> Task objective
A faithful transcription of all the data is required.

> Data supplied
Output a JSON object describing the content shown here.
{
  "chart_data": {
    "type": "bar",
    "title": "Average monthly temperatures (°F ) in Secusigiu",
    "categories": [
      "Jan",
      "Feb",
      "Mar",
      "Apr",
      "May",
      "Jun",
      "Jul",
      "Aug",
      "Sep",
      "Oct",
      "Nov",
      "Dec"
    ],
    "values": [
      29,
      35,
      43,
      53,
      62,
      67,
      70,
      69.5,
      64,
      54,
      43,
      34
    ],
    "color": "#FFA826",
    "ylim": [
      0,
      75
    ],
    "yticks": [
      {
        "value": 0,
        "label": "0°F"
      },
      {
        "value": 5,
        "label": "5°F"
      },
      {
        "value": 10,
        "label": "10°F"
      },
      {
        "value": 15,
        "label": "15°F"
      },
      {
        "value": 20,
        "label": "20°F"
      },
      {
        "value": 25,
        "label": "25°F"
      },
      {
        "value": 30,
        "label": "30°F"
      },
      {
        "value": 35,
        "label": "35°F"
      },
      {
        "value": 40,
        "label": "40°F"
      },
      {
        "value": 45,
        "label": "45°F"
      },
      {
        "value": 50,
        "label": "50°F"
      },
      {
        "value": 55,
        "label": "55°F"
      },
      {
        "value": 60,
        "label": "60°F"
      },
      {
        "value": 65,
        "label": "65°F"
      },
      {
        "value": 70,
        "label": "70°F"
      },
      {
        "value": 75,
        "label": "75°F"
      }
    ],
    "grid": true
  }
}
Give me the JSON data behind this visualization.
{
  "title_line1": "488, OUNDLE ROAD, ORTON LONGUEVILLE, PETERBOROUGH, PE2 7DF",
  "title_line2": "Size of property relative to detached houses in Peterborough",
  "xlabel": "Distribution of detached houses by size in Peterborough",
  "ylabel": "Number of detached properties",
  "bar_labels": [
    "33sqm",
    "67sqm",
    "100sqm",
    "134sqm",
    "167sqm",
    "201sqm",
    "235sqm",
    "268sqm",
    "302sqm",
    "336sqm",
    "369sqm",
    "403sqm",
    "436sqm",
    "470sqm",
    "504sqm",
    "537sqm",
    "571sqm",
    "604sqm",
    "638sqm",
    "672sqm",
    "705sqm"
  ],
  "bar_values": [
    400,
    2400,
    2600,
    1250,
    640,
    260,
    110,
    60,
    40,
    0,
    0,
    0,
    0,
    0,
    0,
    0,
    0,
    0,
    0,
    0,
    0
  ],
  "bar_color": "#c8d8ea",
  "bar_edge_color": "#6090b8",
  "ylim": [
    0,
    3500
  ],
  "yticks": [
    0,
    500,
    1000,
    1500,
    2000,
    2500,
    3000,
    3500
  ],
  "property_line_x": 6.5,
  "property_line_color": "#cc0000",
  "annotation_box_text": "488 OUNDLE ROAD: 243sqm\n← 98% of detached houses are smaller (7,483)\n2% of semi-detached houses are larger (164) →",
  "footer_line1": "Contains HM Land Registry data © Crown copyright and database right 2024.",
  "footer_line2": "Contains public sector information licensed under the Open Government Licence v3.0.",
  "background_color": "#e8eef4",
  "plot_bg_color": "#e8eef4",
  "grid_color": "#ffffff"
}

> Correct result
Output a JSON object describing the content shown here.
{
  "chart_data": {
    "type": "bar",
    "title": "Average monthly temperatures (°F ) in Secusigiu",
    "categories": [
      "Jan",
      "Feb",
      "Mar",
      "Apr",
      "May",
      "Jun",
      "Jul",
      "Aug",
      "Sep",
      "Oct",
      "Nov",
      "Dec"
    ],
    "values": [
      29,
      35,
      43,
      53,
      62,
      67,
      70,
      69.5,
      64,
      54,
      43,
      34
    ],
    "color": "#FFA826",
    "ylim": [
      0,
      75
    ],
    "yticks": [
      {
        "value": 0,
        "label": "0°F"
      },
      {
        "value": 5,
        "label": "5°F"
      },
      {
        "value": 10,
        "label": "10°F"
      },
      {
        "value": 15,
        "label": "15°F"
      },
      {
        "value": 20,
        "label": "20°F"
      },
      {
        "value": 25,
        "label": "25°F"
      },
      {
        "value": 30,
        "label": "30°F"
      },
      {
        "value": 35,
        "label": "35°F"
      },
      {
        "value": 40,
        "label": "40°F"
      },
      {
        "value": 45,
        "label": "45°F"
      },
      {
        "value": 50,
        "label": "50°F"
      },
      {
        "value": 55,
        "label": "55°F"
      },
      {
        "value": 60,
        "label": "60°F"
      },
      {
        "value": 65,
        "label": "65°F"
      },
      {
        "value": 70,
        "label": "70°F"
      },
      {
        "value": 75,
        "label": "75°F"
      }
    ],
    "grid": true
  }
}
Give me the JSON data behind this visualization.
{
  "title_line1": "488, OUNDLE ROAD, ORTON LONGUEVILLE, PETERBOROUGH, PE2 7DF",
  "title_line2": "Size of property relative to detached houses in Peterborough",
  "xlabel": "Distribution of detached houses by size in Peterborough",
  "ylabel": "Number of detached properties",
  "bar_labels": [
    "33sqm",
    "67sqm",
    "100sqm",
    "134sqm",
    "167sqm",
    "201sqm",
    "235sqm",
    "268sqm",
    "302sqm",
    "336sqm",
    "369sqm",
    "403sqm",
    "436sqm",
    "470sqm",
    "504sqm",
    "537sqm",
    "571sqm",
    "604sqm",
    "638sqm",
    "672sqm",
    "705sqm"
  ],
  "bar_values": [
    400,
    2400,
    2600,
    1250,
    640,
    260,
    110,
    60,
    40,
    0,
    0,
    0,
    0,
    0,
    0,
    0,
    0,
    0,
    0,
    0,
    0
  ],
  "bar_color": "#c8d8ea",
  "bar_edge_color": "#6090b8",
  "ylim": [
    0,
    3500
  ],
  "yticks": [
    0,
    500,
    1000,
    1500,
    2000,
    2500,
    3000,
    3500
  ],
  "property_line_x": 6.5,
  "property_line_color": "#cc0000",
  "annotation_box_text": "488 OUNDLE ROAD: 243sqm\n← 98% of detached houses are smaller (7,483)\n2% of semi-detached houses are larger (164) →",
  "footer_line1": "Contains HM Land Registry data © Crown copyright and database right 2024.",
  "footer_line2": "Contains public sector information licensed under the Open Government Licence v3.0.",
  "background_color": "#e8eef4",
  "plot_bg_color": "#e8eef4",
  "grid_color": "#ffffff"
}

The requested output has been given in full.